# INSTRUCTIONS FOR THE TASK:
Images should be left out, and everything else in the listing reproduced exactly.

# MATERIAL SHOWN:
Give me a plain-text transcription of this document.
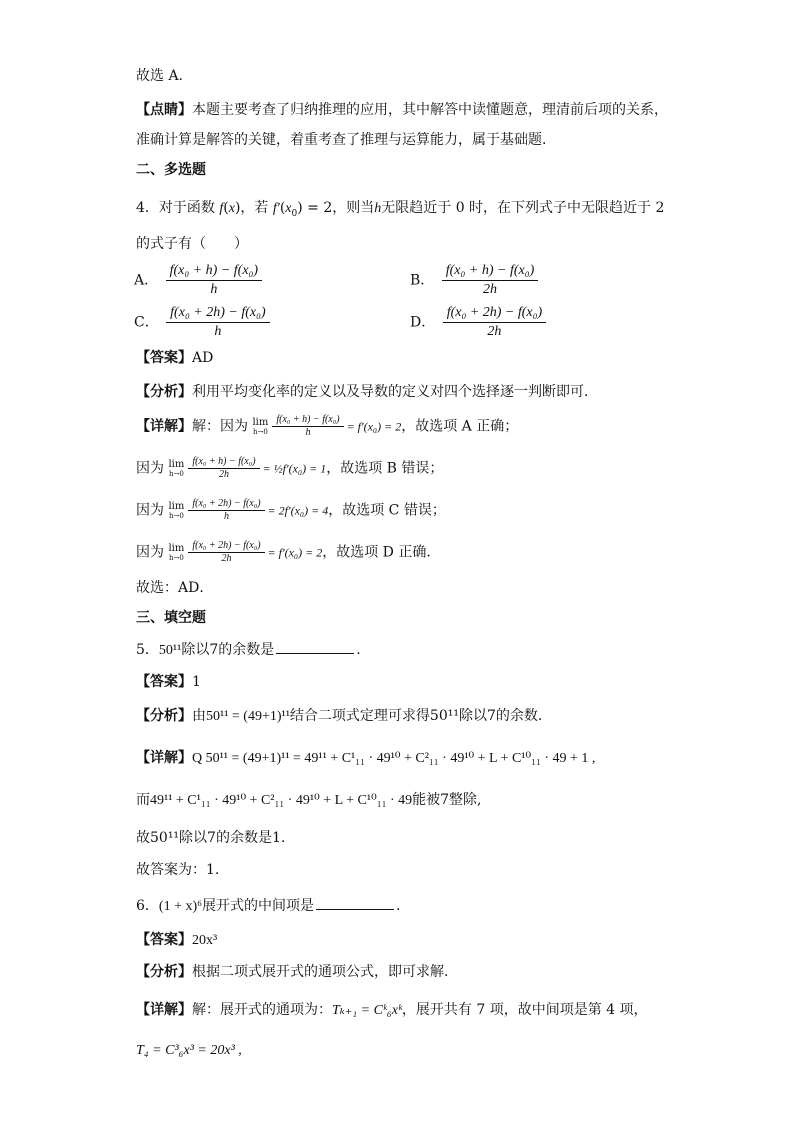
故选 A.
【点睛】本题主要考查了归纳推理的应用，其中解答中读懂题意，理清前后项的关系，
准确计算是解答的关键，着重考查了推理与运算能力，属于基础题.
二、多选题
4．对于函数 f(x)，若 $f'(x_0) = 2$，则当h无限趋近于 0 时，在下列式子中无限趋近于 2
的式子有（　　）
A． $\frac{\text{f(x₀ + h) − f(x₀)}}{h}$	B． $\frac{\text{f(x₀ + h) − f(x₀)}}{2h}$
C． $\frac{\text{f(x₀ + 2h) − f(x₀)}}{h}$	D． $\frac{\text{f(x₀ + 2h) − f(x₀)}}{2h}$
【答案】AD
【分析】利用平均变化率的定义以及导数的定义对四个选择逐一判断即可．
【详解】解：因为 lim
$h\to 0 \frac{\text{f(x₀ + h) − f(x₀)}}{h} = f'(x_0) = 2$，故选项 A 正确；
因为 lim
$h\to 0 \frac{\text{f(x₀ + h) − f(x₀)}}{2h}$ = ½f′(x₀) = 1，故选项 B 错误；
因为 lim
$h\to 0 \frac{\text{f(x₀ + 2h) − f(x₀)}}{h} = 2f'(x_0) = 4$，故选项 C 错误；
因为 lim
$h\to 0 \frac{\text{f(x₀ + 2h) − f(x₀)}}{2h} = f'(x_0) = 2$，故选项 D 正确.
故选：AD．
三、填空题
5．50¹¹除以7的余数是	.
【答案】1
【分析】由50¹¹ = (49+1)¹¹结合二项式定理可求得50¹¹除以7的余数.
【详解】Q 50¹¹ = (49+1)¹¹ = 49¹¹ + C¹₁₁ · 49¹⁰ + C²₁₁ · 49¹⁰ + L + C¹⁰₁₁ · 49 + 1 ,
而49¹¹ + C¹₁₁ · 49¹⁰ + C²₁₁ · 49¹⁰ + L + C¹⁰₁₁ · 49能被7整除,
故50¹¹除以7的余数是1.
故答案为：1.
6．(1 + x)⁶展开式的中间项是	.
【答案】20x³
【分析】根据二项式展开式的通项公式，即可求解.
【详解】解：展开式的通项为：Tₖ₊₁ = Cᵏ₆xᵏ，展开共有 7 项，故中间项是第 4 项，
T₄ = C³₆x³ = 20x³ ,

# PROBLEM SOLUTION:
Give me a plain-text transcription of this document.
故选 A.
【点睛】本题主要考查了归纳推理的应用，其中解答中读懂题意，理清前后项的关系，
准确计算是解答的关键，着重考查了推理与运算能力，属于基础题.
二、多选题
4．对于函数 f(x)，若 $f'(x_0) = 2$，则当h无限趋近于 0 时，在下列式子中无限趋近于 2
的式子有（　　）
A． $\frac{\text{f(x₀ + h) − f(x₀)}}{h}$	B． $\frac{\text{f(x₀ + h) − f(x₀)}}{2h}$
C． $\frac{\text{f(x₀ + 2h) − f(x₀)}}{h}$	D． $\frac{\text{f(x₀ + 2h) − f(x₀)}}{2h}$
【答案】AD
【分析】利用平均变化率的定义以及导数的定义对四个选择逐一判断即可．
【详解】解：因为 lim
$h\to 0 \frac{\text{f(x₀ + h) − f(x₀)}}{h} = f'(x_0) = 2$，故选项 A 正确；
因为 lim
$h\to 0 \frac{\text{f(x₀ + h) − f(x₀)}}{2h}$ = ½f′(x₀) = 1，故选项 B 错误；
因为 lim
$h\to 0 \frac{\text{f(x₀ + 2h) − f(x₀)}}{h} = 2f'(x_0) = 4$，故选项 C 错误；
因为 lim
$h\to 0 \frac{\text{f(x₀ + 2h) − f(x₀)}}{2h} = f'(x_0) = 2$，故选项 D 正确.
故选：AD．
三、填空题
5．50¹¹除以7的余数是	.
【答案】1
【分析】由50¹¹ = (49+1)¹¹结合二项式定理可求得50¹¹除以7的余数.
【详解】Q 50¹¹ = (49+1)¹¹ = 49¹¹ + C¹₁₁ · 49¹⁰ + C²₁₁ · 49¹⁰ + L + C¹⁰₁₁ · 49 + 1 ,
而49¹¹ + C¹₁₁ · 49¹⁰ + C²₁₁ · 49¹⁰ + L + C¹⁰₁₁ · 49能被7整除,
故50¹¹除以7的余数是1.
故答案为：1.
6．(1 + x)⁶展开式的中间项是	.
【答案】20x³
【分析】根据二项式展开式的通项公式，即可求解.
【详解】解：展开式的通项为：Tₖ₊₁ = Cᵏ₆xᵏ，展开共有 7 项，故中间项是第 4 项，
T₄ = C³₆x³ = 20x³ ,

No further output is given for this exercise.